Goal of the exercise:
Every entry should be repeated exactly. Omit the pictures.

─── Data extract

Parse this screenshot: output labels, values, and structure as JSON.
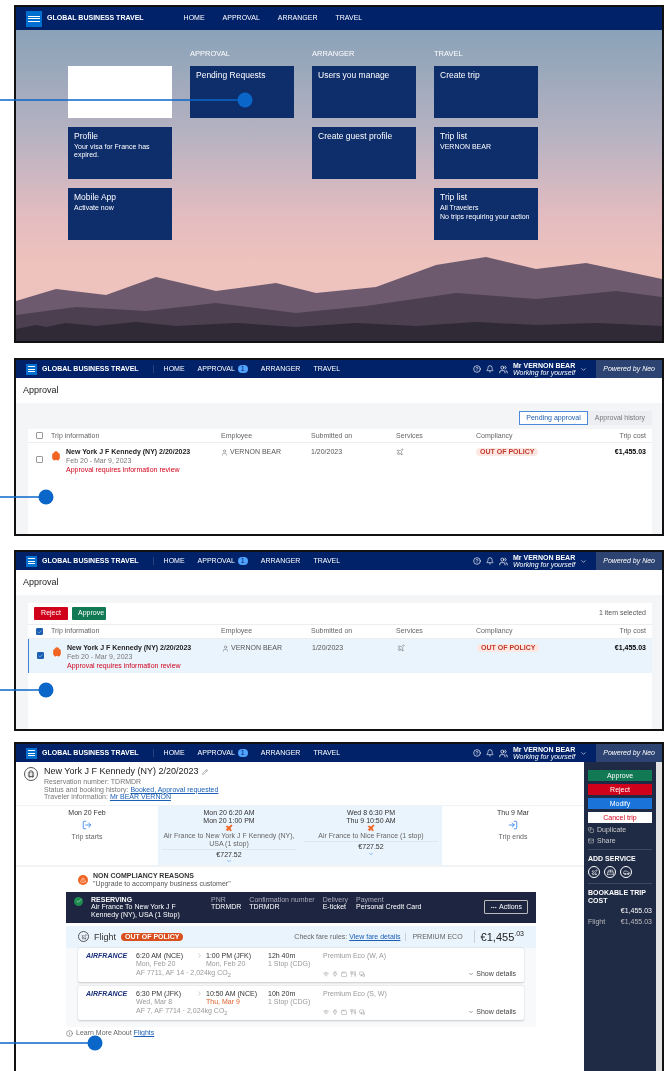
{
  "home_screen": {
    "nav": {
      "brand": "GLOBAL BUSINESS TRAVEL",
      "items": [
        {
          "label": "HOME"
        },
        {
          "label": "APPROVAL"
        },
        {
          "label": "ARRANGER"
        },
        {
          "label": "TRAVEL"
        }
      ]
    },
    "columns": [
      {
        "tiles": [
          {
            "kind": "blank"
          },
          {
            "kind": "link",
            "title": "Profile",
            "lines": [
              "Your visa for France has expired."
            ]
          },
          {
            "kind": "link",
            "title": "Mobile App",
            "lines": [
              "Activate now"
            ]
          }
        ]
      },
      {
        "heading": "APPROVAL",
        "tiles": [
          {
            "kind": "link",
            "title": "Pending Requests"
          }
        ]
      },
      {
        "heading": "ARRANGER",
        "tiles": [
          {
            "kind": "link",
            "title": "Users you manage"
          },
          {
            "kind": "link",
            "title": "Create guest profile"
          }
        ]
      },
      {
        "heading": "TRAVEL",
        "tiles": [
          {
            "kind": "link",
            "title": "Create trip"
          },
          {
            "kind": "link",
            "title": "Trip list",
            "lines": [
              "VERNON BEAR"
            ]
          },
          {
            "kind": "link",
            "title": "Trip list",
            "lines": [
              "All Travelers",
              "No trips requiring your action"
            ]
          }
        ]
      }
    ]
  },
  "approval_screens": [
    {
      "nav": {
        "brand": "GLOBAL BUSINESS TRAVEL",
        "items": [
          {
            "label": "HOME"
          },
          {
            "label": "APPROVAL",
            "badge": "1"
          },
          {
            "label": "ARRANGER"
          },
          {
            "label": "TRAVEL"
          }
        ],
        "user_name": "Mr VERNON BEAR",
        "user_role": "Working for yourself",
        "powered_by": "Powered by Neo"
      },
      "title": "Approval",
      "tabs": [
        {
          "label": "Pending approval",
          "selected": true
        },
        {
          "label": "Approval history",
          "selected": false
        }
      ],
      "all_checked": false,
      "columns": [
        "Trip information",
        "Employee",
        "Submitted on",
        "Services",
        "Compliancy",
        "Trip cost"
      ],
      "rows": [
        {
          "trip": "New York J F Kennedy (NY) 2/20/2023",
          "dates": "Feb 20 - Mar 9, 2023",
          "alert": "Approval requires information review",
          "employee": "VERNON BEAR",
          "submitted": "1/20/2023",
          "compliancy": "OUT OF POLICY",
          "cost": "€1,455.03",
          "checked": false,
          "selected": false
        }
      ]
    },
    {
      "nav": {
        "brand": "GLOBAL BUSINESS TRAVEL",
        "items": [
          {
            "label": "HOME"
          },
          {
            "label": "APPROVAL",
            "badge": "1"
          },
          {
            "label": "ARRANGER"
          },
          {
            "label": "TRAVEL"
          }
        ],
        "user_name": "Mr VERNON BEAR",
        "user_role": "Working for yourself",
        "powered_by": "Powered by Neo"
      },
      "title": "Approval",
      "actions": [
        {
          "kind": "reject",
          "label": "Reject"
        },
        {
          "kind": "approve",
          "label": "Approve"
        }
      ],
      "selection_count": "1 item selected",
      "all_checked": true,
      "columns": [
        "Trip information",
        "Employee",
        "Submitted on",
        "Services",
        "Compliancy",
        "Trip cost"
      ],
      "rows": [
        {
          "trip": "New York J F Kennedy (NY) 2/20/2023",
          "dates": "Feb 20 - Mar 9, 2023",
          "alert": "Approval requires information review",
          "employee": "VERNON BEAR",
          "submitted": "1/20/2023",
          "compliancy": "OUT OF POLICY",
          "cost": "€1,455.03",
          "checked": true,
          "selected": true
        }
      ]
    }
  ],
  "trip_screen": {
    "nav": {
      "brand": "GLOBAL BUSINESS TRAVEL",
      "items": [
        {
          "label": "HOME"
        },
        {
          "label": "APPROVAL",
          "badge": "1"
        },
        {
          "label": "ARRANGER"
        },
        {
          "label": "TRAVEL"
        }
      ],
      "user_name": "Mr VERNON BEAR",
      "user_role": "Working for yourself",
      "powered_by": "Powered by Neo"
    },
    "title": "New York J F Kennedy (NY) 2/20/2023",
    "reservation": "Reservation number: TDRMDR",
    "status_label": "Status and booking history:",
    "status_link": "Booked, Approval requested",
    "traveler_label": "Traveler information:",
    "traveler_link": "Mr BEAR VERNON",
    "timeline": [
      {
        "kind": "start",
        "date": "Mon 20 Feb",
        "label": "Trip starts",
        "selected": false
      },
      {
        "kind": "flight",
        "times": [
          "Mon 20 6:20 AM",
          "Mon 20 1:00 PM"
        ],
        "label": "Air France to New York J F Kennedy (NY), USA (1 stop)",
        "price": "€727.52",
        "selected": true
      },
      {
        "kind": "flight",
        "times": [
          "Wed 8 6:30 PM",
          "Thu 9 10:50 AM"
        ],
        "label": "Air France to Nice France (1 stop)",
        "price": "€727.52",
        "selected": true
      },
      {
        "kind": "end",
        "date": "Thu 9 Mar",
        "label": "Trip ends",
        "selected": false
      }
    ],
    "compliance": {
      "heading": "NON COMPLIANCY REASONS",
      "reason": "\"Upgrade to accompany business customer\""
    },
    "reservation_bar": {
      "status": "RESERVING",
      "route": "Air France To New York J F Kennedy (NY), USA (1 Stop)",
      "fields": [
        {
          "label": "PNR",
          "value": "TDRMDR"
        },
        {
          "label": "Confirmation number",
          "value": "TDRMDR"
        },
        {
          "label": "Delivery",
          "value": "E-ticket"
        },
        {
          "label": "Payment",
          "value": "Personal Credit Card"
        }
      ],
      "action": "Actions"
    },
    "flight": {
      "title": "Flight",
      "badge": "OUT OF POLICY",
      "fare_label": "Check fare rules:",
      "fare_link": "View fare details",
      "cabin": "PREMIUM ECO",
      "price": "€1,455$^{.03}$",
      "segments": [
        {
          "airline": "AIRFRANCE",
          "depart": "6:20 AM (NCE)",
          "depart_date": "Mon, Feb 20",
          "arrive": "1:00 PM (JFK)",
          "arrive_date": "Mon, Feb 20",
          "arrive_date_changed": false,
          "duration": "12h 40m",
          "stops": "1 Stop (CDG)",
          "fare_class": "Premium Eco (W, A)",
          "flights": "AF 7711, AF 14 · 2,024kg CO$_{2}$",
          "details": "Show details"
        },
        {
          "airline": "AIRFRANCE",
          "depart": "6:30 PM (JFK)",
          "depart_date": "Wed, Mar 8",
          "arrive": "10:50 AM (NCE)",
          "arrive_date": "Thu, Mar 9",
          "arrive_date_changed": true,
          "duration": "10h 20m",
          "stops": "1 Stop (CDG)",
          "fare_class": "Premium Eco (S, W)",
          "flights": "AF 7, AF 7714 · 2,024kg CO$_{2}$",
          "details": "Show details"
        }
      ]
    },
    "learn_more": "Learn More About",
    "learn_more_link": "Flights",
    "sidebar": {
      "buttons": [
        {
          "kind": "approve",
          "label": "Approve"
        },
        {
          "kind": "reject",
          "label": "Reject"
        },
        {
          "kind": "modify",
          "label": "Modify"
        },
        {
          "kind": "cancel",
          "label": "Cancel trip"
        }
      ],
      "links": [
        {
          "kind": "duplicate",
          "label": "Duplicate"
        },
        {
          "kind": "share",
          "label": "Share"
        }
      ],
      "add_service": "ADD SERVICE",
      "services": [
        {
          "kind": "flight"
        },
        {
          "kind": "hotel"
        },
        {
          "kind": "car"
        }
      ],
      "cost_label": "BOOKABLE TRIP COST",
      "cost": "€1,455.03",
      "breakdown": [
        {
          "label": "Flight",
          "value": "€1,455.03"
        }
      ]
    }
  }
}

──────

Written response:
Parse this screenshot: output labels, values, and structure as JSON.
{
  "home_screen": {
    "nav": {
      "brand": "GLOBAL BUSINESS TRAVEL",
      "items": [
        {
          "label": "HOME"
        },
        {
          "label": "APPROVAL"
        },
        {
          "label": "ARRANGER"
        },
        {
          "label": "TRAVEL"
        }
      ]
    },
    "columns": [
      {
        "tiles": [
          {
            "kind": "blank"
          },
          {
            "kind": "link",
            "title": "Profile",
            "lines": [
              "Your visa for France has expired."
            ]
          },
          {
            "kind": "link",
            "title": "Mobile App",
            "lines": [
              "Activate now"
            ]
          }
        ]
      },
      {
        "heading": "APPROVAL",
        "tiles": [
          {
            "kind": "link",
            "title": "Pending Requests"
          }
        ]
      },
      {
        "heading": "ARRANGER",
        "tiles": [
          {
            "kind": "link",
            "title": "Users you manage"
          },
          {
            "kind": "link",
            "title": "Create guest profile"
          }
        ]
      },
      {
        "heading": "TRAVEL",
        "tiles": [
          {
            "kind": "link",
            "title": "Create trip"
          },
          {
            "kind": "link",
            "title": "Trip list",
            "lines": [
              "VERNON BEAR"
            ]
          },
          {
            "kind": "link",
            "title": "Trip list",
            "lines": [
              "All Travelers",
              "No trips requiring your action"
            ]
          }
        ]
      }
    ]
  },
  "approval_screens": [
    {
      "nav": {
        "brand": "GLOBAL BUSINESS TRAVEL",
        "items": [
          {
            "label": "HOME"
          },
          {
            "label": "APPROVAL",
            "badge": "1"
          },
          {
            "label": "ARRANGER"
          },
          {
            "label": "TRAVEL"
          }
        ],
        "user_name": "Mr VERNON BEAR",
        "user_role": "Working for yourself",
        "powered_by": "Powered by Neo"
      },
      "title": "Approval",
      "tabs": [
        {
          "label": "Pending approval",
          "selected": true
        },
        {
          "label": "Approval history",
          "selected": false
        }
      ],
      "all_checked": false,
      "columns": [
        "Trip information",
        "Employee",
        "Submitted on",
        "Services",
        "Compliancy",
        "Trip cost"
      ],
      "rows": [
        {
          "trip": "New York J F Kennedy (NY) 2/20/2023",
          "dates": "Feb 20 - Mar 9, 2023",
          "alert": "Approval requires information review",
          "employee": "VERNON BEAR",
          "submitted": "1/20/2023",
          "compliancy": "OUT OF POLICY",
          "cost": "€1,455.03",
          "checked": false,
          "selected": false
        }
      ]
    },
    {
      "nav": {
        "brand": "GLOBAL BUSINESS TRAVEL",
        "items": [
          {
            "label": "HOME"
          },
          {
            "label": "APPROVAL",
            "badge": "1"
          },
          {
            "label": "ARRANGER"
          },
          {
            "label": "TRAVEL"
          }
        ],
        "user_name": "Mr VERNON BEAR",
        "user_role": "Working for yourself",
        "powered_by": "Powered by Neo"
      },
      "title": "Approval",
      "actions": [
        {
          "kind": "reject",
          "label": "Reject"
        },
        {
          "kind": "approve",
          "label": "Approve"
        }
      ],
      "selection_count": "1 item selected",
      "all_checked": true,
      "columns": [
        "Trip information",
        "Employee",
        "Submitted on",
        "Services",
        "Compliancy",
        "Trip cost"
      ],
      "rows": [
        {
          "trip": "New York J F Kennedy (NY) 2/20/2023",
          "dates": "Feb 20 - Mar 9, 2023",
          "alert": "Approval requires information review",
          "employee": "VERNON BEAR",
          "submitted": "1/20/2023",
          "compliancy": "OUT OF POLICY",
          "cost": "€1,455.03",
          "checked": true,
          "selected": true
        }
      ]
    }
  ],
  "trip_screen": {
    "nav": {
      "brand": "GLOBAL BUSINESS TRAVEL",
      "items": [
        {
          "label": "HOME"
        },
        {
          "label": "APPROVAL",
          "badge": "1"
        },
        {
          "label": "ARRANGER"
        },
        {
          "label": "TRAVEL"
        }
      ],
      "user_name": "Mr VERNON BEAR",
      "user_role": "Working for yourself",
      "powered_by": "Powered by Neo"
    },
    "title": "New York J F Kennedy (NY) 2/20/2023",
    "reservation": "Reservation number: TDRMDR",
    "status_label": "Status and booking history:",
    "status_link": "Booked, Approval requested",
    "traveler_label": "Traveler information:",
    "traveler_link": "Mr BEAR VERNON",
    "timeline": [
      {
        "kind": "start",
        "date": "Mon 20 Feb",
        "label": "Trip starts",
        "selected": false
      },
      {
        "kind": "flight",
        "times": [
          "Mon 20 6:20 AM",
          "Mon 20 1:00 PM"
        ],
        "label": "Air France to New York J F Kennedy (NY), USA (1 stop)",
        "price": "€727.52",
        "selected": true
      },
      {
        "kind": "flight",
        "times": [
          "Wed 8 6:30 PM",
          "Thu 9 10:50 AM"
        ],
        "label": "Air France to Nice France (1 stop)",
        "price": "€727.52",
        "selected": true
      },
      {
        "kind": "end",
        "date": "Thu 9 Mar",
        "label": "Trip ends",
        "selected": false
      }
    ],
    "compliance": {
      "heading": "NON COMPLIANCY REASONS",
      "reason": "\"Upgrade to accompany business customer\""
    },
    "reservation_bar": {
      "status": "RESERVING",
      "route": "Air France To New York J F Kennedy (NY), USA (1 Stop)",
      "fields": [
        {
          "label": "PNR",
          "value": "TDRMDR"
        },
        {
          "label": "Confirmation number",
          "value": "TDRMDR"
        },
        {
          "label": "Delivery",
          "value": "E-ticket"
        },
        {
          "label": "Payment",
          "value": "Personal Credit Card"
        }
      ],
      "action": "Actions"
    },
    "flight": {
      "title": "Flight",
      "badge": "OUT OF POLICY",
      "fare_label": "Check fare rules:",
      "fare_link": "View fare details",
      "cabin": "PREMIUM ECO",
      "price": "€1,455$^{.03}$",
      "segments": [
        {
          "airline": "AIRFRANCE",
          "depart": "6:20 AM (NCE)",
          "depart_date": "Mon, Feb 20",
          "arrive": "1:00 PM (JFK)",
          "arrive_date": "Mon, Feb 20",
          "arrive_date_changed": false,
          "duration": "12h 40m",
          "stops": "1 Stop (CDG)",
          "fare_class": "Premium Eco (W, A)",
          "flights": "AF 7711, AF 14 · 2,024kg CO$_{2}$",
          "details": "Show details"
        },
        {
          "airline": "AIRFRANCE",
          "depart": "6:30 PM (JFK)",
          "depart_date": "Wed, Mar 8",
          "arrive": "10:50 AM (NCE)",
          "arrive_date": "Thu, Mar 9",
          "arrive_date_changed": true,
          "duration": "10h 20m",
          "stops": "1 Stop (CDG)",
          "fare_class": "Premium Eco (S, W)",
          "flights": "AF 7, AF 7714 · 2,024kg CO$_{2}$",
          "details": "Show details"
        }
      ]
    },
    "learn_more": "Learn More About",
    "learn_more_link": "Flights",
    "sidebar": {
      "buttons": [
        {
          "kind": "approve",
          "label": "Approve"
        },
        {
          "kind": "reject",
          "label": "Reject"
        },
        {
          "kind": "modify",
          "label": "Modify"
        },
        {
          "kind": "cancel",
          "label": "Cancel trip"
        }
      ],
      "links": [
        {
          "kind": "duplicate",
          "label": "Duplicate"
        },
        {
          "kind": "share",
          "label": "Share"
        }
      ],
      "add_service": "ADD SERVICE",
      "services": [
        {
          "kind": "flight"
        },
        {
          "kind": "hotel"
        },
        {
          "kind": "car"
        }
      ],
      "cost_label": "BOOKABLE TRIP COST",
      "cost": "€1,455.03",
      "breakdown": [
        {
          "label": "Flight",
          "value": "€1,455.03"
        }
      ]
    }
  }
}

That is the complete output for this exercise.